▶ Do this
Look for "nuestros" in each line of the entries, and return the matching lines.

** begin **

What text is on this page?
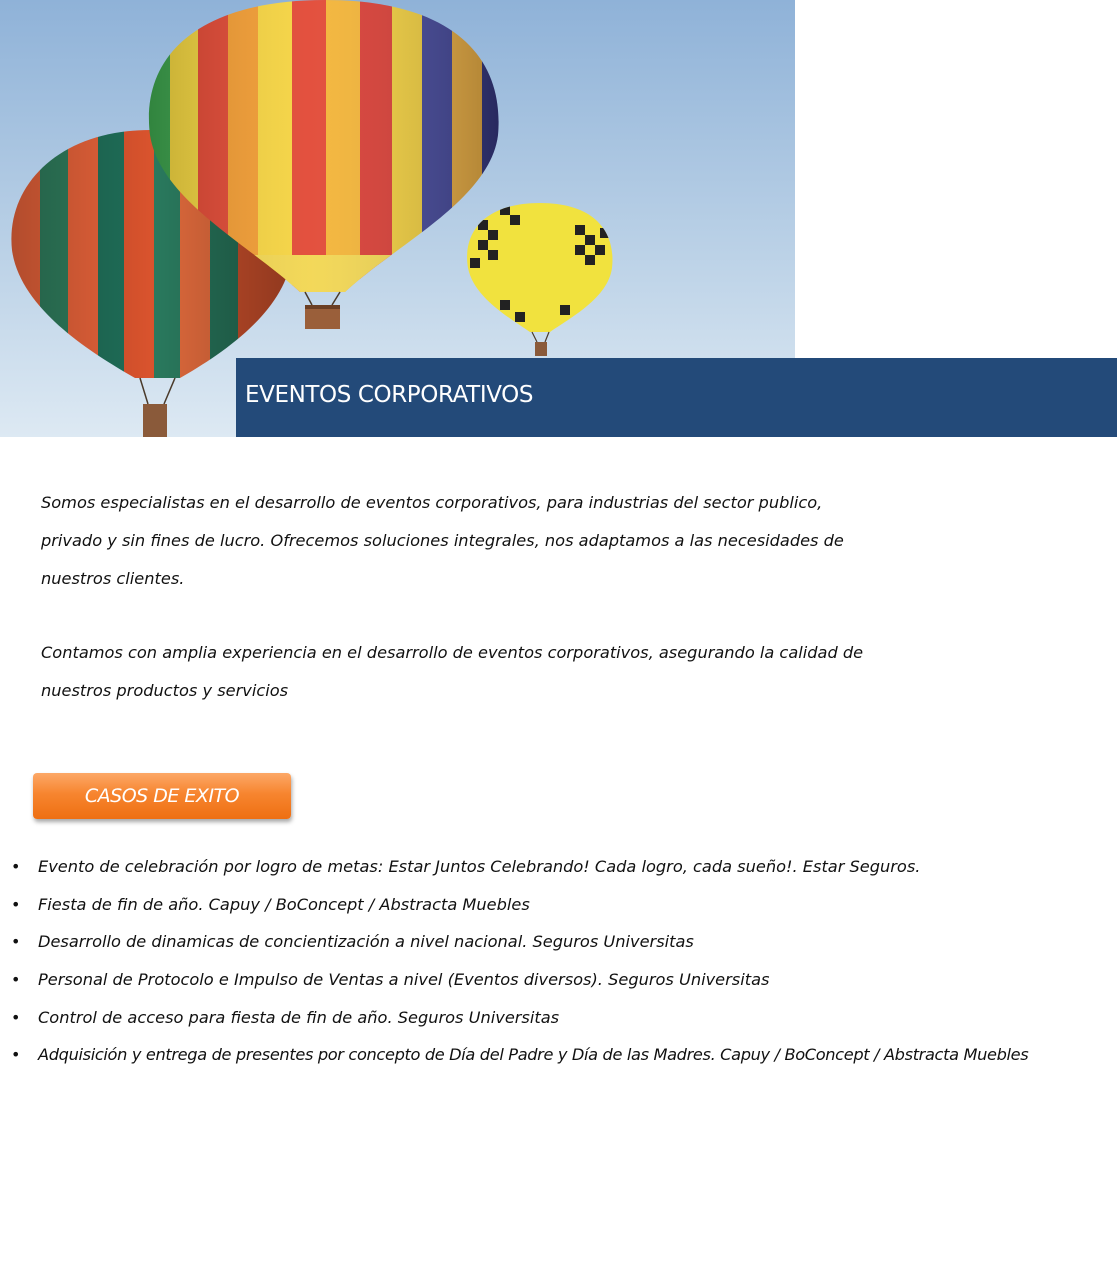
EVENTOS CORPORATIVOS

Somos especialistas en el desarrollo de eventos corporativos, para industrias del sector publico, privado y sin fines de lucro. Ofrecemos soluciones integrales, nos adaptamos a las necesidades de nuestros clientes.

Contamos con amplia experiencia en el desarrollo de eventos corporativos, asegurando la calidad de nuestros productos y servicios

CASOS DE EXITO
• Evento de celebración por logro de metas: Estar Juntos Celebrando! Cada logro, cada sueño!. Estar Seguros.
• Fiesta de fin de año. Capuy / BoConcept / Abstracta Muebles
• Desarrollo de dinamicas de concientización a nivel nacional. Seguros Universitas
• Personal de Protocolo e Impulso de Ventas a nivel (Eventos diversos). Seguros Universitas
• Control de acceso para fiesta de fin de año. Seguros Universitas
• Adquisición y entrega de presentes por concepto de Día del Padre y Día de las Madres. Capuy / BoConcept / Abstracta Muebles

** end **

▶ Exercise response
Somos especialistas en el desarrollo de eventos corporativos, para industrias del sector publico, privado y sin fines de lucro. Ofrecemos soluciones integrales, nos adaptamos a las necesidades de nuestros clientes.
Contamos con amplia experiencia en el desarrollo de eventos corporativos, asegurando la calidad de nuestros productos y servicios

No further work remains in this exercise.